** begin EXTRACTED ENTRIES **

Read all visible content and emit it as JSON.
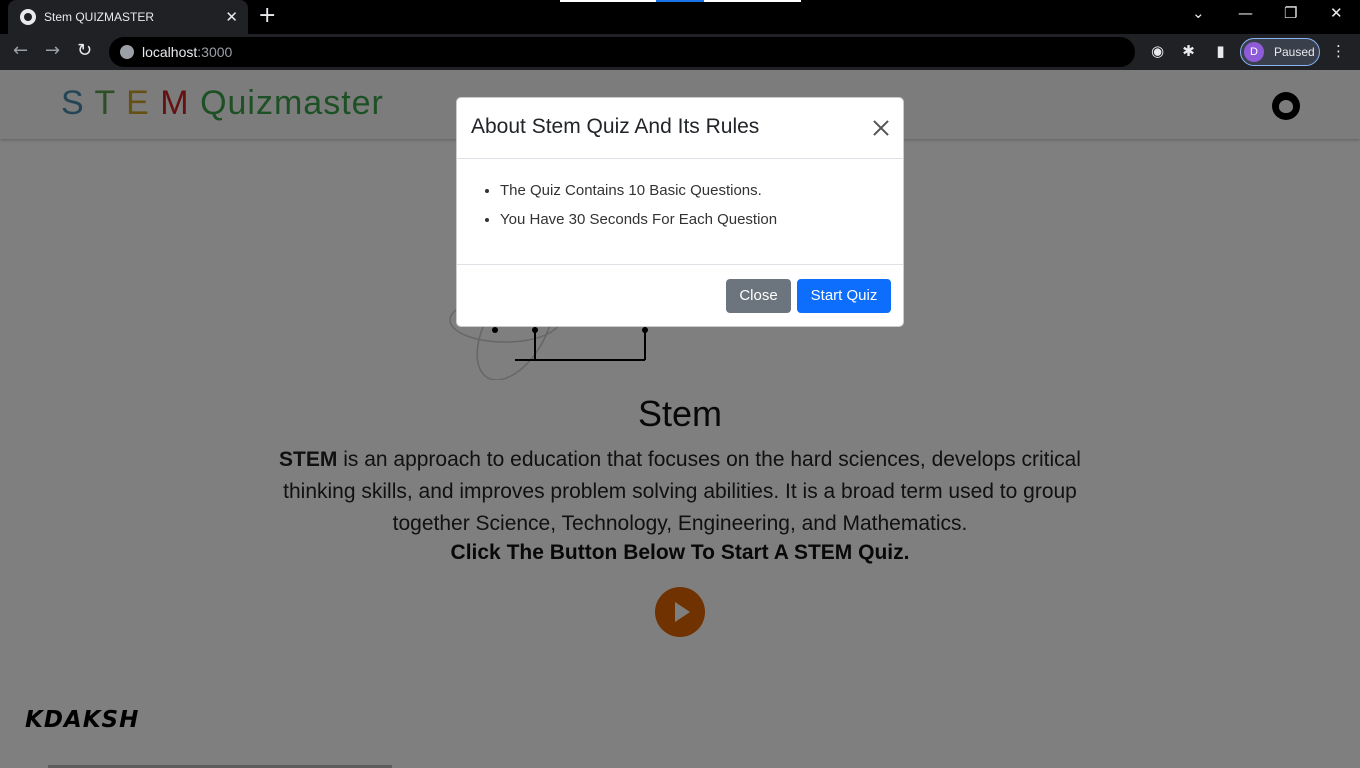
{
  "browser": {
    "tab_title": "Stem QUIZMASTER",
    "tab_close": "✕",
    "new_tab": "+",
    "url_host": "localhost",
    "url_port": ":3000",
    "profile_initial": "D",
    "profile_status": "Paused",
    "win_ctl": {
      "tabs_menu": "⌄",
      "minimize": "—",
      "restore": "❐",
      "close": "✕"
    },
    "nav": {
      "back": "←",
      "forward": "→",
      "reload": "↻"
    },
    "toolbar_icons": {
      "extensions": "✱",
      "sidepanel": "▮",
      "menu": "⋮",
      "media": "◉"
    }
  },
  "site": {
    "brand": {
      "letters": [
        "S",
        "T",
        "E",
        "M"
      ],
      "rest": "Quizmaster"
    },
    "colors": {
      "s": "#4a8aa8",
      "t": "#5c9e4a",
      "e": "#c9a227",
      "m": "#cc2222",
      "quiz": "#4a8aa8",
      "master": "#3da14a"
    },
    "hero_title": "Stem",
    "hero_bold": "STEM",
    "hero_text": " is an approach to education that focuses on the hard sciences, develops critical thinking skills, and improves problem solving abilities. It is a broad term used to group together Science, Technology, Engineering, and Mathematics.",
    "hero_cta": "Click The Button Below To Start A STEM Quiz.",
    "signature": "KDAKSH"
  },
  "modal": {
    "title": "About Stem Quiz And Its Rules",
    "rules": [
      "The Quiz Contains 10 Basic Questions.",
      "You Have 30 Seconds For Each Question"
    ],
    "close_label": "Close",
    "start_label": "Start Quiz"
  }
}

** end EXTRACTED ENTRIES **

= AIM OF THE TASK =
Would you mind returning each entry above word for word, skipping the images?

= TASK RESPONSE =
Read all visible content and emit it as JSON.
{
  "browser": {
    "tab_title": "Stem QUIZMASTER",
    "tab_close": "✕",
    "new_tab": "+",
    "url_host": "localhost",
    "url_port": ":3000",
    "profile_initial": "D",
    "profile_status": "Paused",
    "win_ctl": {
      "tabs_menu": "⌄",
      "minimize": "—",
      "restore": "❐",
      "close": "✕"
    },
    "nav": {
      "back": "←",
      "forward": "→",
      "reload": "↻"
    },
    "toolbar_icons": {
      "extensions": "✱",
      "sidepanel": "▮",
      "menu": "⋮",
      "media": "◉"
    }
  },
  "site": {
    "brand": {
      "letters": [
        "S",
        "T",
        "E",
        "M"
      ],
      "rest": "Quizmaster"
    },
    "colors": {
      "s": "#4a8aa8",
      "t": "#5c9e4a",
      "e": "#c9a227",
      "m": "#cc2222",
      "quiz": "#4a8aa8",
      "master": "#3da14a"
    },
    "hero_title": "Stem",
    "hero_bold": "STEM",
    "hero_text": " is an approach to education that focuses on the hard sciences, develops critical thinking skills, and improves problem solving abilities. It is a broad term used to group together Science, Technology, Engineering, and Mathematics.",
    "hero_cta": "Click The Button Below To Start A STEM Quiz.",
    "signature": "KDAKSH"
  },
  "modal": {
    "title": "About Stem Quiz And Its Rules",
    "rules": [
      "The Quiz Contains 10 Basic Questions.",
      "You Have 30 Seconds For Each Question"
    ],
    "close_label": "Close",
    "start_label": "Start Quiz"
  }
}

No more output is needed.